## [Rows]
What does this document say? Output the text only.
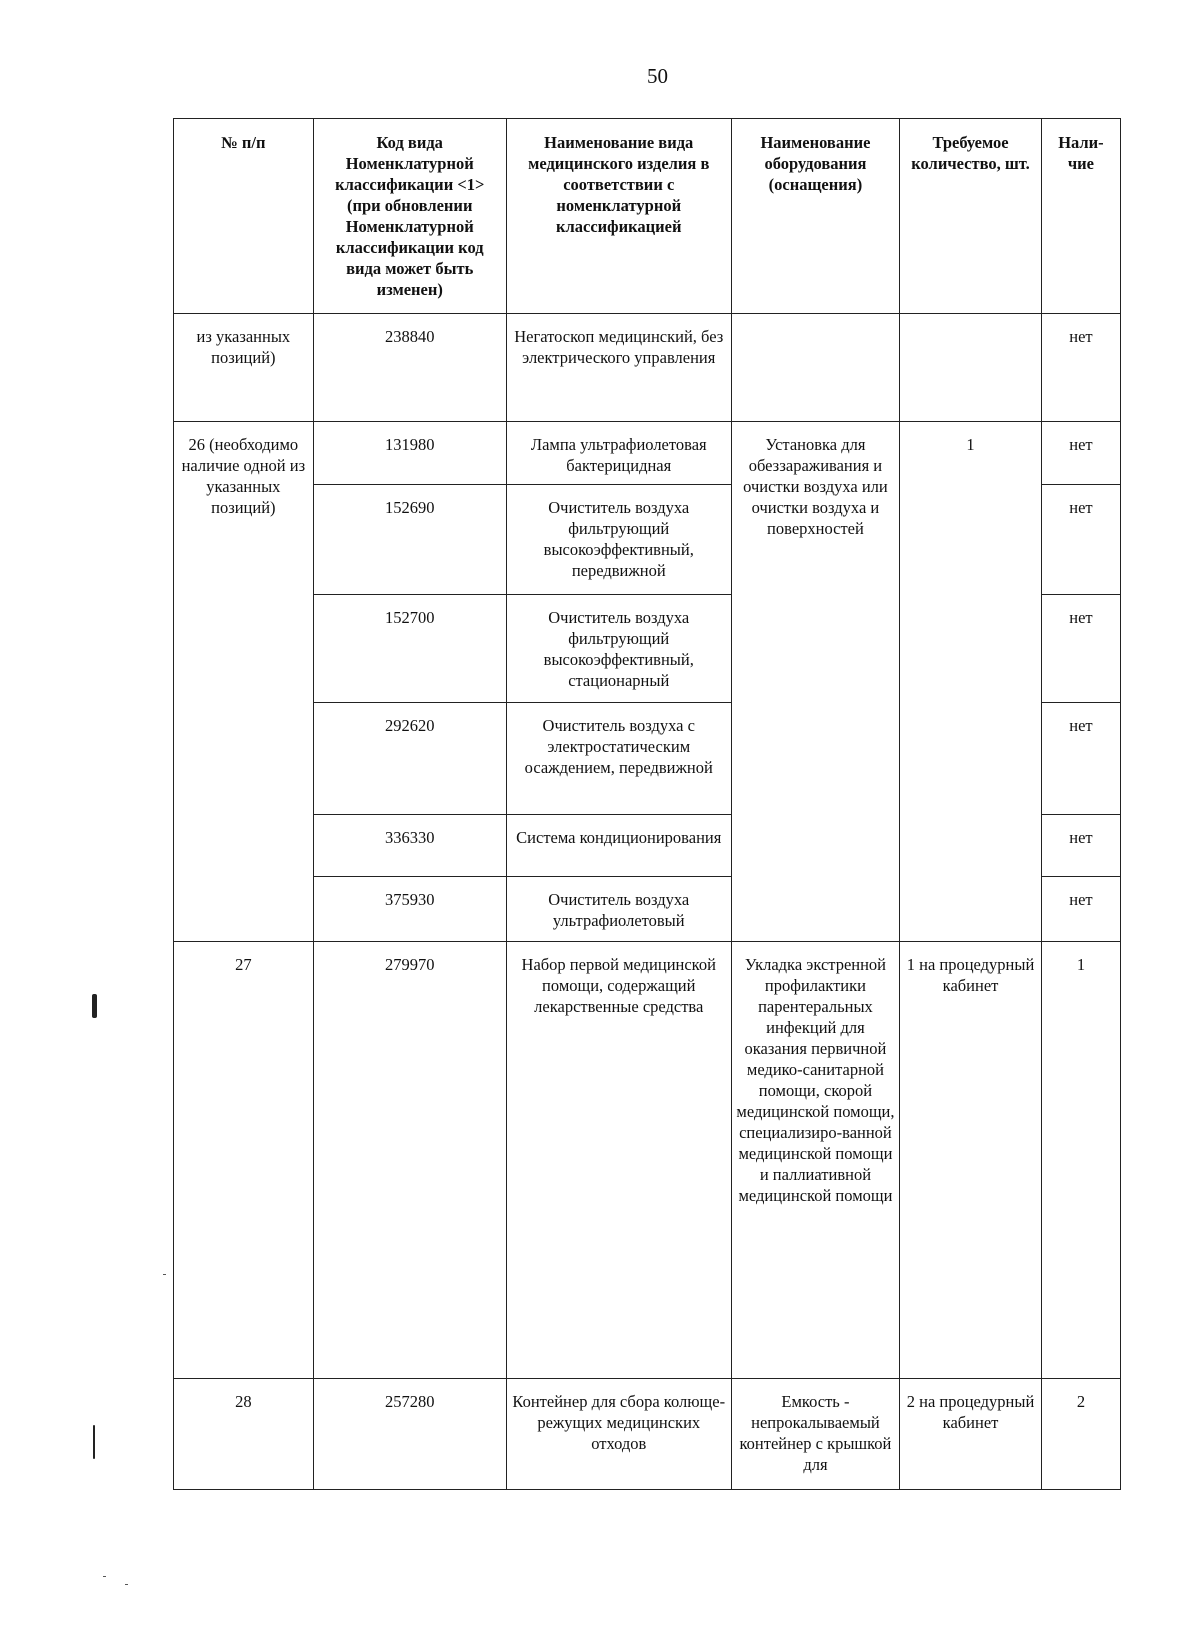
50
№ п/п	Код вида Номенклатурной классификации <1> (при обновлении Номенклатурной классификации код вида может быть изменен)	Наименование вида медицинского изделия в соответствии с номенклатурной классификацией	Наименование оборудования (оснащения)	Требуемое количество, шт.	Нали-чие
из указанных позиций)	238840	Негатоскоп медицинский, без электрического управления			нет
26 (необходимо наличие одной из указанных позиций)	131980	Лампа ультрафиолетовая бактерицидная	Установка для обеззараживания и очистки воздуха или очистки воздуха и поверхностей	1	нет
	152690	Очиститель воздуха фильтрующий высокоэффективный, передвижной			нет
	152700	Очиститель воздуха фильтрующий высокоэффективный, стационарный			нет
	292620	Очиститель воздуха с электростатическим осаждением, передвижной			нет
	336330	Система кондиционирования			нет
	375930	Очиститель воздуха ультрафиолетовый			нет
27	279970	Набор первой медицинской помощи, содержащий лекарственные средства	Укладка экстренной профилактики парентеральных инфекций для оказания первичной медико-санитарной помощи, скорой медицинской помощи, специализиро-ванной медицинской помощи и паллиативной медицинской помощи	1 на процедурный кабинет	1
28	257280	Контейнер для сбора колюще-режущих медицинских отходов	Емкость - непрокалываемый контейнер с крышкой для	2 на процедурный кабинет	2
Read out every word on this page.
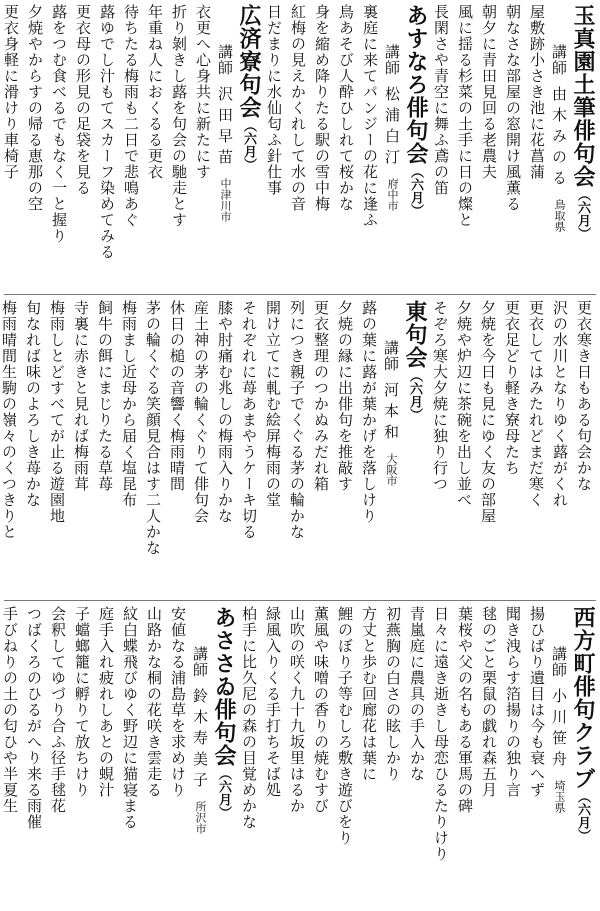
玉真園土筆俳句会（六月）
講師由木みのる鳥取県
屋敷跡小さき池に花菖蒲
朝なさな部屋の窓開け風薫る
朝夕に青田見回る老農夫
風に揺る杉菜の土手に日の燦と
長閑さや青空に舞ふ鳶の笛
あすなろ俳句会（六月）
講師松浦白汀府中市
裏庭に来てパンジーの花に逢ふ
鳥あそび人酔ひしれて桜かな
身を縮め降りたる駅の雪中梅
紅梅の見えかくれして水の音
日だまりに水仙匂ふ針仕事
広済寮句会（六月）
講師沢田早苗中津川市
衣更へ心身共に新たにす
折り剝きし蕗を句会の馳走とす
年重ね人におくるる更衣
待ちたる梅雨も二日で悲鳴あぐ
蕗ゆでし汁もてスカーフ染めてみる
更衣母の形見の足袋を見る
蕗をつむ食べるでもなく一と握り
夕焼やからすの帰る恵那の空
更衣身軽に滑けり車椅子
更衣寒き日もある句会かな
沢の水川となりゆく蕗がくれ
更衣してはみたれどまだ寒く
更衣足どり軽き寮母たち
夕焼を今日も見にゆく友の部屋
夕焼や炉辺に茶碗を出し並べ
そぞろ寒大夕焼に独り行つ
東句会（六月）
講師河本和大阪市
蕗の葉に蕗が葉かげを落しけり
夕焼の縁に出俳句を推敲す
更衣整理のつかぬみだれ箱
列につき親子でくぐる茅の輪かな
開け立てに軋む絵屏梅雨の堂
それぞれに苺あまやうケーキ切る
膝や肘痛む兆しの梅雨入りかな
産土神の茅の輪くぐりて俳句会
休日の槌の音響く梅雨晴間
茅の輪くぐる笑顔見合はす二人かな
梅雨まし近母から届く塩昆布
飼牛の餌にまじりたる草苺
寺裏に赤きと見れば梅雨茸
梅雨しとどすべてが止る遊園地
旬なれば味のよろしき苺かな
梅雨晴間生駒の嶺々のくつきりと
西方町俳句クラブ（六月）
講師小川笹舟埼玉県
揚ひばり遺目は今も衰へず
聞き洩らす箔揚りの独り言
毬のごと栗鼠の戯れ森五月
葉桜や父の名もある軍馬の碑
日々に遠き逝きし母恋ひるたりけり
青嵐庭に農具の手入かな
初燕胸の白さの眩しかり
方丈と歩む回廊花は葉に
鯉のぼり子等むしろ敷き遊びをり
薫風や味噌の香りの焼むすび
山吹の咲く九十九坂里はるか
緑風入りくる手打ちそば処
柏手に比久尼の森の目覚めかな
あささゐ俳句会（六月）
講師鈴木寿美子所沢市
安値なる浦島草を求めけり
山路かな桐の花咲き雲走る
紋白蝶飛びゆく野辺に猫寝まる
庭手入れ疲れしあとの蜆汁
子蟷螂籠に孵りて放ちけり
会釈してゆづり合ふ径手毬花
つばくろのひるがへり来る雨催
手びねりの土の匂ひや半夏生
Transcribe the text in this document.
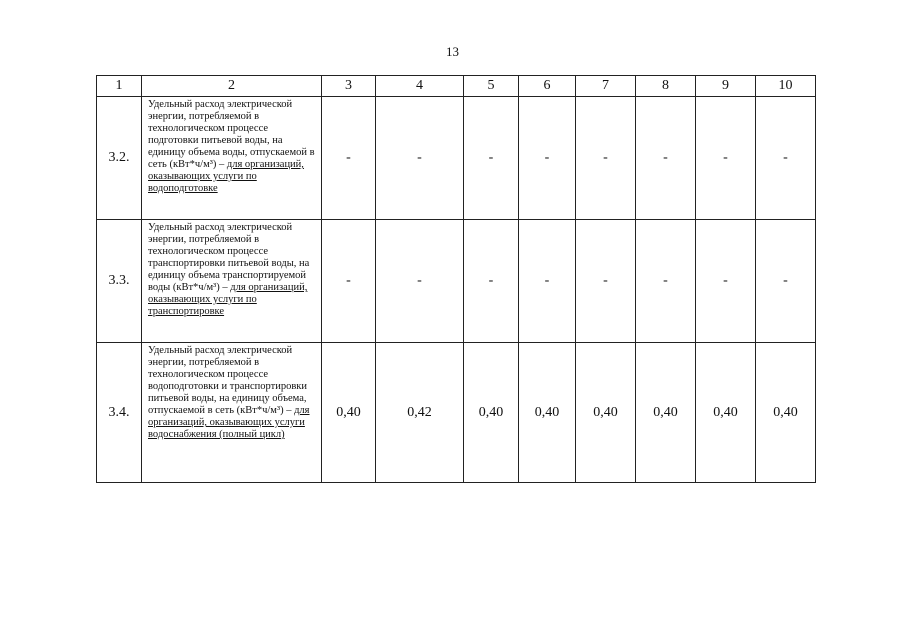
13
1	2	3	4	5	6	7	8	9	10
3.2.	Удельный расход электрической энергии, потребляемой в технологическом процессе подготовки питьевой воды, на единицу объема воды, отпускаемой в сеть (кВт*ч/м³) – для организаций, оказывающих услуги по водоподготовке	-	-	-	-	-	-	-	-
3.3.	Удельный расход электрической энергии, потребляемой в технологическом процессе транспортировки питьевой воды, на единицу объема транспортируемой воды (кВт*ч/м³) – для организаций, оказывающих услуги по транспортировке	-	-	-	-	-	-	-	-
3.4.	Удельный расход электрической энергии, потребляемой в технологическом процессе водоподготовки и транспортировки питьевой воды, на единицу объема, отпускаемой в сеть (кВт*ч/м³) – для организаций, оказывающих услуги водоснабжения (полный цикл)	0,40	0,42	0,40	0,40	0,40	0,40	0,40	0,40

## [Exercise brief]
Select and copy each line from the data that includes the word "объема".

## [In response]
3.2.	Удельный расход электрической энергии, потребляемой в технологическом процессе подготовки питьевой воды, на единицу объема воды, отпускаемой в сеть (кВт*ч/м³) – для организаций, оказывающих услуги по водоподготовке	-	-	-	-	-	-	-	-
3.3.	Удельный расход электрической энергии, потребляемой в технологическом процессе транспортировки питьевой воды, на единицу объема транспортируемой воды (кВт*ч/м³) – для организаций, оказывающих услуги по транспортировке	-	-	-	-	-	-	-	-
3.4.	Удельный расход электрической энергии, потребляемой в технологическом процессе водоподготовки и транспортировки питьевой воды, на единицу объема, отпускаемой в сеть (кВт*ч/м³) – для организаций, оказывающих услуги водоснабжения (полный цикл)	0,40	0,42	0,40	0,40	0,40	0,40	0,40	0,40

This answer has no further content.